**AIM:** Copy the data below exactly.

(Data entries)
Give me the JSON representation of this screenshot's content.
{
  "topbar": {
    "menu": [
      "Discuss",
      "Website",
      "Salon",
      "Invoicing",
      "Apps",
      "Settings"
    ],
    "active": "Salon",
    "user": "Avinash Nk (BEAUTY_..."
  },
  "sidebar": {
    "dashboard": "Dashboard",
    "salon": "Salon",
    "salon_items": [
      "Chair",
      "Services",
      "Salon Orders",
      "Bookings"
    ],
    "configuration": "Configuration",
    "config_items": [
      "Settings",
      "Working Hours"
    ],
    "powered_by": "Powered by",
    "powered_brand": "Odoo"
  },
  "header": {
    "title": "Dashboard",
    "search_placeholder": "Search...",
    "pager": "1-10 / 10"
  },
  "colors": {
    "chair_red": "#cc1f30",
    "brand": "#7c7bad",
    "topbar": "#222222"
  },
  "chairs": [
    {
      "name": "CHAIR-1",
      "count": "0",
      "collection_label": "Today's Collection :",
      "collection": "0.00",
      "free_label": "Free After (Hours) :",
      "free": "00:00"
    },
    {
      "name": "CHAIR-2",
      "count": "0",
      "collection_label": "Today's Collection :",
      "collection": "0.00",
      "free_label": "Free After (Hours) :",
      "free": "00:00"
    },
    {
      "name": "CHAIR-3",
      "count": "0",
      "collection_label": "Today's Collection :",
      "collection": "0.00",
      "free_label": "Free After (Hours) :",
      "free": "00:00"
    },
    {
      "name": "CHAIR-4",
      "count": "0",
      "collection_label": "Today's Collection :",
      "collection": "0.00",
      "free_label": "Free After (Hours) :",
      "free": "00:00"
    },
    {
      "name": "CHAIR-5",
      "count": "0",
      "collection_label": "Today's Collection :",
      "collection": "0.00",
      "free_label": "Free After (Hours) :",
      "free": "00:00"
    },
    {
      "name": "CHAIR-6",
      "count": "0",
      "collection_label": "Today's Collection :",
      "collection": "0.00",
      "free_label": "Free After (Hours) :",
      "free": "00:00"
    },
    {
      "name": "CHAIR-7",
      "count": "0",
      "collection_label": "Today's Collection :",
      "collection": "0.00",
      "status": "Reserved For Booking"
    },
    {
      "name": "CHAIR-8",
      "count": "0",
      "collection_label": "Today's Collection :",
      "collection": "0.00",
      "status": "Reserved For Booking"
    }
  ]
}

**THE OUTPUT:**
Give me the JSON representation of this screenshot's content.
{
  "topbar": {
    "menu": [
      "Discuss",
      "Website",
      "Salon",
      "Invoicing",
      "Apps",
      "Settings"
    ],
    "active": "Salon",
    "user": "Avinash Nk (BEAUTY_..."
  },
  "sidebar": {
    "dashboard": "Dashboard",
    "salon": "Salon",
    "salon_items": [
      "Chair",
      "Services",
      "Salon Orders",
      "Bookings"
    ],
    "configuration": "Configuration",
    "config_items": [
      "Settings",
      "Working Hours"
    ],
    "powered_by": "Powered by",
    "powered_brand": "Odoo"
  },
  "header": {
    "title": "Dashboard",
    "search_placeholder": "Search...",
    "pager": "1-10 / 10"
  },
  "colors": {
    "chair_red": "#cc1f30",
    "brand": "#7c7bad",
    "topbar": "#222222"
  },
  "chairs": [
    {
      "name": "CHAIR-1",
      "count": "0",
      "collection_label": "Today's Collection :",
      "collection": "0.00",
      "free_label": "Free After (Hours) :",
      "free": "00:00"
    },
    {
      "name": "CHAIR-2",
      "count": "0",
      "collection_label": "Today's Collection :",
      "collection": "0.00",
      "free_label": "Free After (Hours) :",
      "free": "00:00"
    },
    {
      "name": "CHAIR-3",
      "count": "0",
      "collection_label": "Today's Collection :",
      "collection": "0.00",
      "free_label": "Free After (Hours) :",
      "free": "00:00"
    },
    {
      "name": "CHAIR-4",
      "count": "0",
      "collection_label": "Today's Collection :",
      "collection": "0.00",
      "free_label": "Free After (Hours) :",
      "free": "00:00"
    },
    {
      "name": "CHAIR-5",
      "count": "0",
      "collection_label": "Today's Collection :",
      "collection": "0.00",
      "free_label": "Free After (Hours) :",
      "free": "00:00"
    },
    {
      "name": "CHAIR-6",
      "count": "0",
      "collection_label": "Today's Collection :",
      "collection": "0.00",
      "free_label": "Free After (Hours) :",
      "free": "00:00"
    },
    {
      "name": "CHAIR-7",
      "count": "0",
      "collection_label": "Today's Collection :",
      "collection": "0.00",
      "status": "Reserved For Booking"
    },
    {
      "name": "CHAIR-8",
      "count": "0",
      "collection_label": "Today's Collection :",
      "collection": "0.00",
      "status": "Reserved For Booking"
    }
  ]
}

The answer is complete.